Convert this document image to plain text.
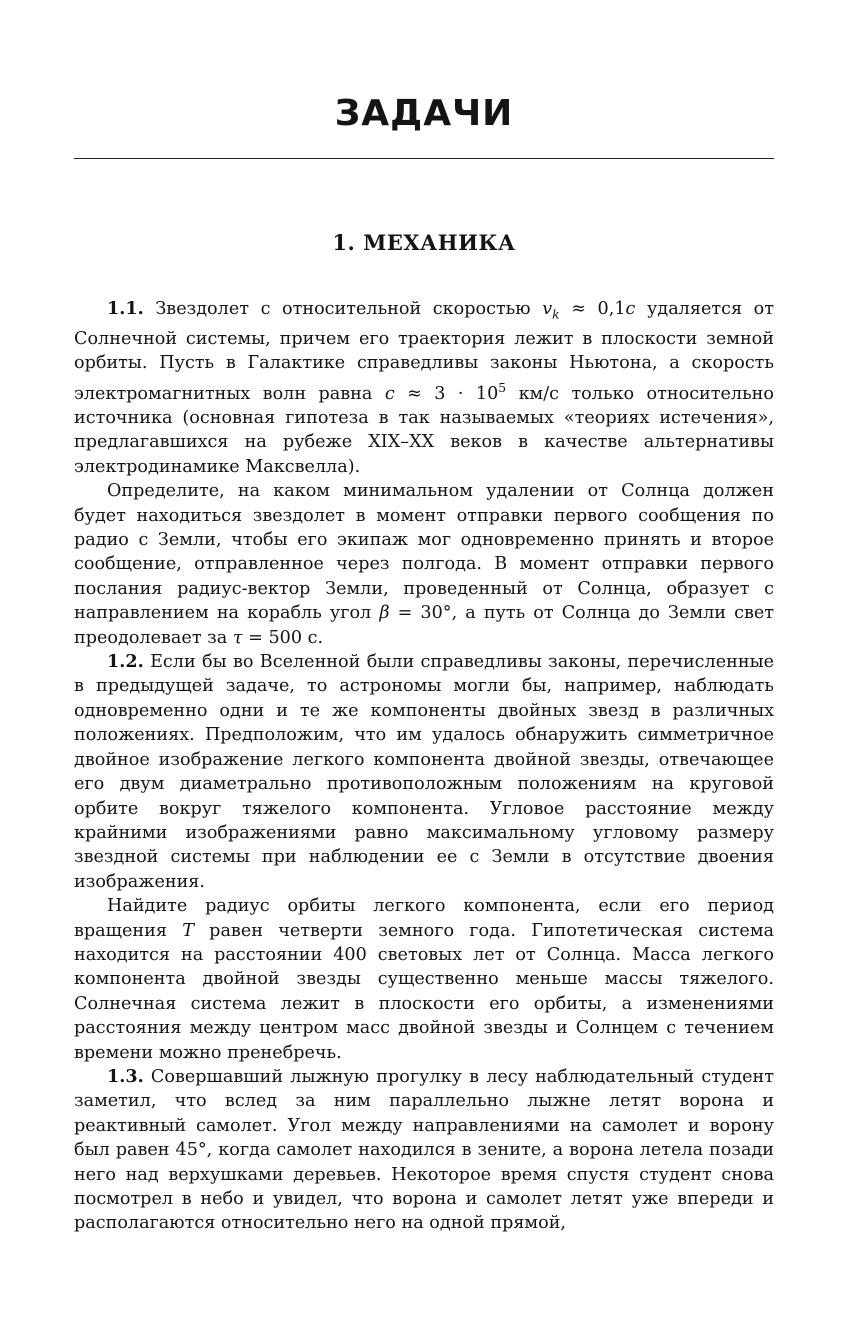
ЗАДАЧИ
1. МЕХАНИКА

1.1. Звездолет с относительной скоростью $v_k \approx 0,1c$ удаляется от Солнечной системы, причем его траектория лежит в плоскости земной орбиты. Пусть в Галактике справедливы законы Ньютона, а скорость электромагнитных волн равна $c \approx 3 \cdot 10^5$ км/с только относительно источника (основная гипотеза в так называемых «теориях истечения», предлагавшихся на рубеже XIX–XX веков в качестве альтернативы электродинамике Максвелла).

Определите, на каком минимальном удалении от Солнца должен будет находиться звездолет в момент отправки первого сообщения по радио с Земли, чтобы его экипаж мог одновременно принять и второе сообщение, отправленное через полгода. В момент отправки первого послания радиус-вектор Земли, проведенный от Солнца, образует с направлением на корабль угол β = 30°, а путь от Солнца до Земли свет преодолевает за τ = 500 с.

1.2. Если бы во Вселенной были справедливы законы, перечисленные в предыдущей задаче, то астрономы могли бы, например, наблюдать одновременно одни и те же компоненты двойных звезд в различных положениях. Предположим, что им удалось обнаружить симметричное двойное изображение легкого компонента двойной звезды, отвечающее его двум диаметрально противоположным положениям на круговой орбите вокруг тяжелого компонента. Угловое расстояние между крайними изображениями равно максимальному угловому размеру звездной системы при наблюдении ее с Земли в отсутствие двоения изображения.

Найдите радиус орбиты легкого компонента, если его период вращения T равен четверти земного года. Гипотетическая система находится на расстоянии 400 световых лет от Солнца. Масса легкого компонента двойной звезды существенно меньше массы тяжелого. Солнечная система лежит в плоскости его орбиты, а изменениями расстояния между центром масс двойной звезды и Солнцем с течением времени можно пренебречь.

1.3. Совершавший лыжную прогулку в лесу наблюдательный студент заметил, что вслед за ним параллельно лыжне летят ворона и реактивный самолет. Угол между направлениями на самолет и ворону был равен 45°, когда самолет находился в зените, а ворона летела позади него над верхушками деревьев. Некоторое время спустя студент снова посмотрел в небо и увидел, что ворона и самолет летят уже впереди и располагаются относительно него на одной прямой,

* * *

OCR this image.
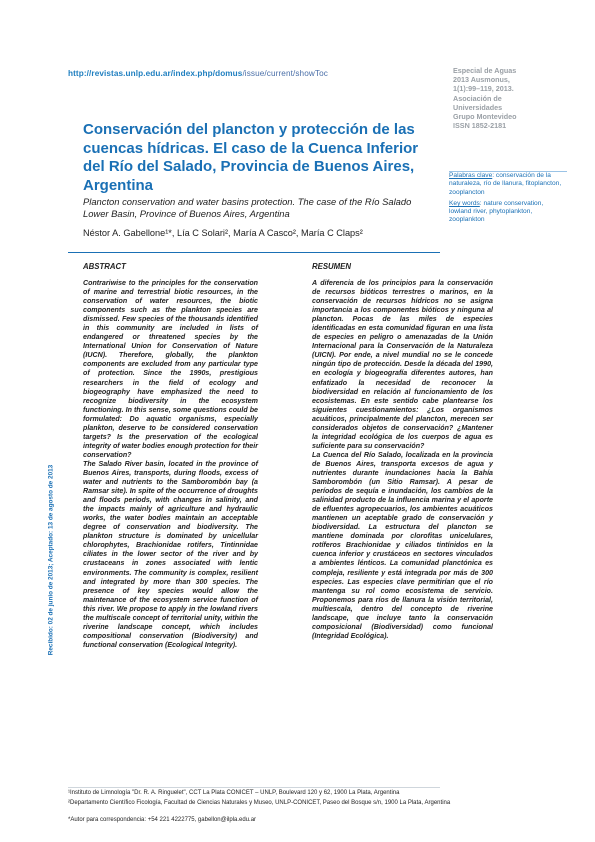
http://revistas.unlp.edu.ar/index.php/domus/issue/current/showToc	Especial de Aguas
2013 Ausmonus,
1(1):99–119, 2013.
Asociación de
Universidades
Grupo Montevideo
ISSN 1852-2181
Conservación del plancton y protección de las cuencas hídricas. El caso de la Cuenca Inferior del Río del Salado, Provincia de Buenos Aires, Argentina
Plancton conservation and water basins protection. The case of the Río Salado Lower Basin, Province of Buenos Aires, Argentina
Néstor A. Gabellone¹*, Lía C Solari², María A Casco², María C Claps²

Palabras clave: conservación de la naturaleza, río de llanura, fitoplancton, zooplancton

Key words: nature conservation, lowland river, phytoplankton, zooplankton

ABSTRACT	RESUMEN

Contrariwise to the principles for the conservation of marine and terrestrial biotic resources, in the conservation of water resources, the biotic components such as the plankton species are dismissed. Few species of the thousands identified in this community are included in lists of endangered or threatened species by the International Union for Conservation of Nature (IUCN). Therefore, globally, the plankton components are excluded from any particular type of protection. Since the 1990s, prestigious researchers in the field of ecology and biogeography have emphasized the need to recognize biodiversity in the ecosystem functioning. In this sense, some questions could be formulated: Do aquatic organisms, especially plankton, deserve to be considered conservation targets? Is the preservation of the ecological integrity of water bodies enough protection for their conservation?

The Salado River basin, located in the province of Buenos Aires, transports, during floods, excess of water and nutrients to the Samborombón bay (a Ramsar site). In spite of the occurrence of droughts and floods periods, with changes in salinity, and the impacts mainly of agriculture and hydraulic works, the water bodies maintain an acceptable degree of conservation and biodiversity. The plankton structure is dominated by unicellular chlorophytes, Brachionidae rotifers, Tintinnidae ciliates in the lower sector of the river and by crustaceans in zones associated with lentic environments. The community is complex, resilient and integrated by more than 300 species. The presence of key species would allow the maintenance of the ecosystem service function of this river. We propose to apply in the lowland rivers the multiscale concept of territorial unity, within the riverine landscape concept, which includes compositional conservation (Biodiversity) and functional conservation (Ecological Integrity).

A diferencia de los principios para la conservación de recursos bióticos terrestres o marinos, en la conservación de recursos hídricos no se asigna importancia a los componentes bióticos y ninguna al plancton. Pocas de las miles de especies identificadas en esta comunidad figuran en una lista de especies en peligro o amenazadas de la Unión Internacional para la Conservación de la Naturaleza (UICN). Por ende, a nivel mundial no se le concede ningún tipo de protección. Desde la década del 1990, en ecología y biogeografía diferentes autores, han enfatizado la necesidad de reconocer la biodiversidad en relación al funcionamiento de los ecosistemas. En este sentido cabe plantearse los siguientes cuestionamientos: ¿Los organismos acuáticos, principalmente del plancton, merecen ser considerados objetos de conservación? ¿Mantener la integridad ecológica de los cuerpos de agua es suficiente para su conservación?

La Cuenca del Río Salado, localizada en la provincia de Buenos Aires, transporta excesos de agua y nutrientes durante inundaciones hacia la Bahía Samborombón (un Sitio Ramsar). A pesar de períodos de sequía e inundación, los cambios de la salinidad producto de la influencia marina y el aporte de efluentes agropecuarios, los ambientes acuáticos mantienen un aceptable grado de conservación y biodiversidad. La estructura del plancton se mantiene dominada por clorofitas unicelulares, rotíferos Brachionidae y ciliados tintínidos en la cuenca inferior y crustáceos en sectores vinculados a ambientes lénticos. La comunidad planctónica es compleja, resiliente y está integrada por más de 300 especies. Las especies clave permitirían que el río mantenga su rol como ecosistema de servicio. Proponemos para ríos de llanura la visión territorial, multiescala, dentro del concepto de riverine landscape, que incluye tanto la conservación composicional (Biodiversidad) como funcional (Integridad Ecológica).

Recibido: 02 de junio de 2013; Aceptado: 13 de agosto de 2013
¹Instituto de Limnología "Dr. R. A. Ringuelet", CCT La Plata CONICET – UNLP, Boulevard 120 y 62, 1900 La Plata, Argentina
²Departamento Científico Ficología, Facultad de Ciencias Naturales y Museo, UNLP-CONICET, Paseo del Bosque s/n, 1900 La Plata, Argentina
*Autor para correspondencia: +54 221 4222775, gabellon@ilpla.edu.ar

TASK TO CARRY OUT:
Keep only the lines that hold the string "CONICET", and copy them out.

FINAL RESULT:
¹Instituto de Limnología "Dr. R. A. Ringuelet", CCT La Plata CONICET – UNLP, Boulevard 120 y 62, 1900 La Plata, Argentina
²Departamento Científico Ficología, Facultad de Ciencias Naturales y Museo, UNLP-CONICET, Paseo del Bosque s/n, 1900 La Plata, Argentina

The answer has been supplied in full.